__Exercise prompt__.
Pull out from the material below all lines with "marker".

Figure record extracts
>>>

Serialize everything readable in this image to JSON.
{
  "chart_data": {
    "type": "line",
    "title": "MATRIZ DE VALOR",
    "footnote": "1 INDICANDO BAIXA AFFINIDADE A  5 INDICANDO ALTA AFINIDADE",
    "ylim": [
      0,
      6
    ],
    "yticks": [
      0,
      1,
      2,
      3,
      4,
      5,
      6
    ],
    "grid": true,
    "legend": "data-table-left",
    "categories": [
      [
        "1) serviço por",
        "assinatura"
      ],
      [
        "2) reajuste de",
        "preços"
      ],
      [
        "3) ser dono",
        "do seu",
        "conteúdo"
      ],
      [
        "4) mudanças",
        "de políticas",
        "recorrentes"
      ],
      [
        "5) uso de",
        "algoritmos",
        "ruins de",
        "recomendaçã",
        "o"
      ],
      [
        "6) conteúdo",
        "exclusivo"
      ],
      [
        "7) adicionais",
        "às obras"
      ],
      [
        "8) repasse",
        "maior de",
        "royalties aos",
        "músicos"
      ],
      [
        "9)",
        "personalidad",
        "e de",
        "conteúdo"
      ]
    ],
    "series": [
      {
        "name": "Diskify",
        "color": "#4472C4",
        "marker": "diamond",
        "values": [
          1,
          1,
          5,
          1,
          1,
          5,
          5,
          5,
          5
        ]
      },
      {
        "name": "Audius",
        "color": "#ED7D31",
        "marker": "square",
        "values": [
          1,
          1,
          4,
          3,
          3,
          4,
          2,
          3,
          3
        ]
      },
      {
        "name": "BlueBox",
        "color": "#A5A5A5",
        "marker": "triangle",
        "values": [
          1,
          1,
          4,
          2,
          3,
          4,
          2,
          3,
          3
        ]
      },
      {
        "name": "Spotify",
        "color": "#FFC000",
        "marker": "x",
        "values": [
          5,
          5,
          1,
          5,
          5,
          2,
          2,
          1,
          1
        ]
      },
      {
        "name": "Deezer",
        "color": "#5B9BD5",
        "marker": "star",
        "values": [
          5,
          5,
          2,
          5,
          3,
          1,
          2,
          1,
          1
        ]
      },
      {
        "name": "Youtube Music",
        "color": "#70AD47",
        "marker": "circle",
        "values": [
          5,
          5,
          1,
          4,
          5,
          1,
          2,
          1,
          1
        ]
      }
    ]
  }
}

<<<
>>>

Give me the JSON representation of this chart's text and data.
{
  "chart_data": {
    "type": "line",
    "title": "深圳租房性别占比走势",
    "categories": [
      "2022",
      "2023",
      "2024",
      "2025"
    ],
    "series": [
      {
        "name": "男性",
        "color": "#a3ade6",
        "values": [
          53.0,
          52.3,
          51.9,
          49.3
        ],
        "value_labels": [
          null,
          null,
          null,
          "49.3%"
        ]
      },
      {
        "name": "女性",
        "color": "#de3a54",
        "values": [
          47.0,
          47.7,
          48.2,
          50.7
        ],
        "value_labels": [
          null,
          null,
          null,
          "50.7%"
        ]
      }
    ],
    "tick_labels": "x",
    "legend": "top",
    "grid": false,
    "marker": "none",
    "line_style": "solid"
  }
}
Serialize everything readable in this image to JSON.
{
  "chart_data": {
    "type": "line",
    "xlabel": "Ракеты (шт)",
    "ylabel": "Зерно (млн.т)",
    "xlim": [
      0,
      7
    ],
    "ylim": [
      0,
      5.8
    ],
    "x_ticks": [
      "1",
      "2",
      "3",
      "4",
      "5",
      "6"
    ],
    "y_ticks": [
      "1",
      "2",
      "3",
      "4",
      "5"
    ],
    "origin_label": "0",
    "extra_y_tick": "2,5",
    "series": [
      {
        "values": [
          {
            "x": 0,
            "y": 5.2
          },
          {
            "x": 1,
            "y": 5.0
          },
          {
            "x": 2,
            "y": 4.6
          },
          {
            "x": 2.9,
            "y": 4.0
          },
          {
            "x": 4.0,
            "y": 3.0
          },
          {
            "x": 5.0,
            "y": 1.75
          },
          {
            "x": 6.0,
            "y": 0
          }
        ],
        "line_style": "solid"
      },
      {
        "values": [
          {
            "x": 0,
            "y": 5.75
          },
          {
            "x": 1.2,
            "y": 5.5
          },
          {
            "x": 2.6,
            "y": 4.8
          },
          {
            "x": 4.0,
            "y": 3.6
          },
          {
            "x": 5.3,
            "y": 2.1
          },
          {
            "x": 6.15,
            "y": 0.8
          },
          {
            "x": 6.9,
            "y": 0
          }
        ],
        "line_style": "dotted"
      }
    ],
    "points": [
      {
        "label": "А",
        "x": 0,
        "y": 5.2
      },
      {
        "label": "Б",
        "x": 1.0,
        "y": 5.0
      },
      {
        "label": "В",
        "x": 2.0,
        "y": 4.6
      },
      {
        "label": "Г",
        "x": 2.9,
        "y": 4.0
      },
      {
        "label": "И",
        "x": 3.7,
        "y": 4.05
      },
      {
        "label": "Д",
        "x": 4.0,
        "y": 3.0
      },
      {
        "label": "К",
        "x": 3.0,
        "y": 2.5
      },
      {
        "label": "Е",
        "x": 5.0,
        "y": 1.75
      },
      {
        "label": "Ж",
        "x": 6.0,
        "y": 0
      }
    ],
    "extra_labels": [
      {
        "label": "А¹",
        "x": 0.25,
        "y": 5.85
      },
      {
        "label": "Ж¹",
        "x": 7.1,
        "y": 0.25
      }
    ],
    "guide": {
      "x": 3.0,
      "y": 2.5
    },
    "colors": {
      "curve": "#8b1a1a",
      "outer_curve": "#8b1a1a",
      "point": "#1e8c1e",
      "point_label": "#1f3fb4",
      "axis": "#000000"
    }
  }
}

<<<
>>>

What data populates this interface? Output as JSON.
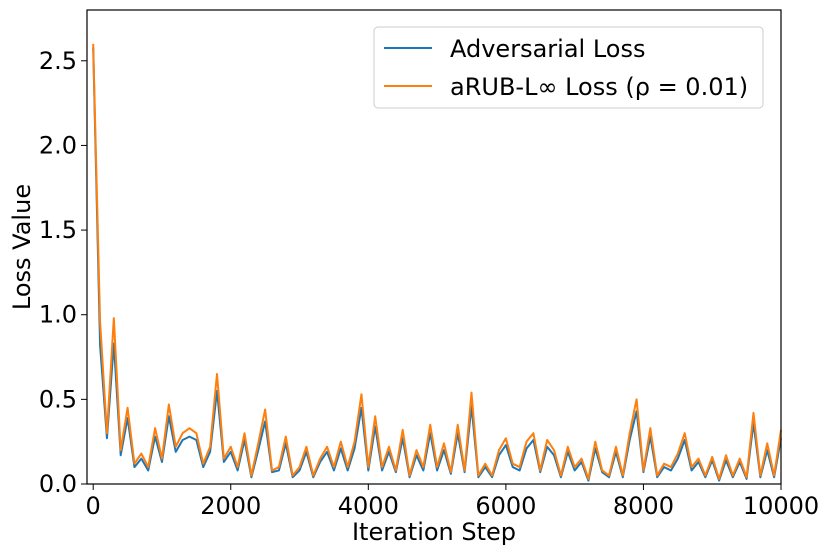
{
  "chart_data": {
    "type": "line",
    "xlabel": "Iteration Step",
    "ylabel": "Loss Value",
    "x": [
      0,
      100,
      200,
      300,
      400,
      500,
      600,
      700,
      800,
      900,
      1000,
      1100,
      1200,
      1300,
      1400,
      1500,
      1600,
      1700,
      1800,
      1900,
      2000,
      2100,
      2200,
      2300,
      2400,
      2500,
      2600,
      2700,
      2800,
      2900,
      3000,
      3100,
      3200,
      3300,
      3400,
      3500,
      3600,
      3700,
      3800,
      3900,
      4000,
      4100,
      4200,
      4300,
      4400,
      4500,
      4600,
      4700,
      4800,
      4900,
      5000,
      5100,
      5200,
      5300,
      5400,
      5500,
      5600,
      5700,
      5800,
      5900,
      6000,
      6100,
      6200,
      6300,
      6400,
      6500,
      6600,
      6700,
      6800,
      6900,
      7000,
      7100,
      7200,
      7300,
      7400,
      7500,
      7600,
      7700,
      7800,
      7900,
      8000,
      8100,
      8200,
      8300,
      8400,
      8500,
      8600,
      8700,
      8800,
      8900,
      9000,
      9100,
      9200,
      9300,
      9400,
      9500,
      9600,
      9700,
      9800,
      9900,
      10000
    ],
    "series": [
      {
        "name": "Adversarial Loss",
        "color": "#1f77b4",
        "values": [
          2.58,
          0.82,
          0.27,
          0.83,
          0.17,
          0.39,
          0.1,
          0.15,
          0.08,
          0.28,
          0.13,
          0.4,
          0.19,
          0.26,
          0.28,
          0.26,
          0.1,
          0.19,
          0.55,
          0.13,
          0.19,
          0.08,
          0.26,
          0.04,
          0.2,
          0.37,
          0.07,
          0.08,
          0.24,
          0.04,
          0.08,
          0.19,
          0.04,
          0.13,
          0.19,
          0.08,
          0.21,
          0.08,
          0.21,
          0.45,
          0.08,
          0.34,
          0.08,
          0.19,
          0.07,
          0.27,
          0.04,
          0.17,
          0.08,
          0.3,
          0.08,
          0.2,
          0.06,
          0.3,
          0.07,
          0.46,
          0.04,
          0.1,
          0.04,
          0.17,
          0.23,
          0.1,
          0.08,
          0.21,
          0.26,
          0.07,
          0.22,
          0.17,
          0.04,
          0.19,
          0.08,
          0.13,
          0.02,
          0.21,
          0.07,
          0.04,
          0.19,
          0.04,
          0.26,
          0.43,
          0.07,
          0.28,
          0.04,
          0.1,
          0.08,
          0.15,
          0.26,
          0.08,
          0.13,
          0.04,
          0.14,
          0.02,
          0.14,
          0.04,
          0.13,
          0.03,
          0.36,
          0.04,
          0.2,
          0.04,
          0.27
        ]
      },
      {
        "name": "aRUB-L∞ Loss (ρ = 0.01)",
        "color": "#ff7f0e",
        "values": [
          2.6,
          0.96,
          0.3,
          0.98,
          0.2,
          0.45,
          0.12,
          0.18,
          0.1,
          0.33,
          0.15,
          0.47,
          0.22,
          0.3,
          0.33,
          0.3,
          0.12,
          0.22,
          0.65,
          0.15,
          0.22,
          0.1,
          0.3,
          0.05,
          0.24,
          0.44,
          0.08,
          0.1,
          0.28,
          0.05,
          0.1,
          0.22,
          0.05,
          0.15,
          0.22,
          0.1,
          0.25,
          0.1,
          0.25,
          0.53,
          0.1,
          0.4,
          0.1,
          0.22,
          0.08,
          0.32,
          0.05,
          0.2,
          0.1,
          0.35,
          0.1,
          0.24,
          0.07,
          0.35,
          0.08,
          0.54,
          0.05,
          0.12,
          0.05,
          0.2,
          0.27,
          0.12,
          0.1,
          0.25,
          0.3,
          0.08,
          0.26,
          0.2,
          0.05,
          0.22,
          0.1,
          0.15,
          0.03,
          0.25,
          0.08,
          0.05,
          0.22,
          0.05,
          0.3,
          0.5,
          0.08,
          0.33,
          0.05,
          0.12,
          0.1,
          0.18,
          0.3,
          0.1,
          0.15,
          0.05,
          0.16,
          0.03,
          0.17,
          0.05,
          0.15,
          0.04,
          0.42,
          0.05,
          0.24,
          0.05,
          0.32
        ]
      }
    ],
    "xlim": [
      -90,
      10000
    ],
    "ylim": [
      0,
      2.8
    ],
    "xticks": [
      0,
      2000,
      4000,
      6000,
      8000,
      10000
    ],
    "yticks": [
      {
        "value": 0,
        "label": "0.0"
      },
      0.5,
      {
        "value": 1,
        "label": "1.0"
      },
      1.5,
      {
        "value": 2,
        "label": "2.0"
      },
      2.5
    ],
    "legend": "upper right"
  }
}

<<<

__Reply to the exercise__.
        "marker": "diamond",
        "marker": "square",
        "marker": "triangle",
        "marker": "x",
        "marker": "star",
        "marker": "circle",
    "marker": "none",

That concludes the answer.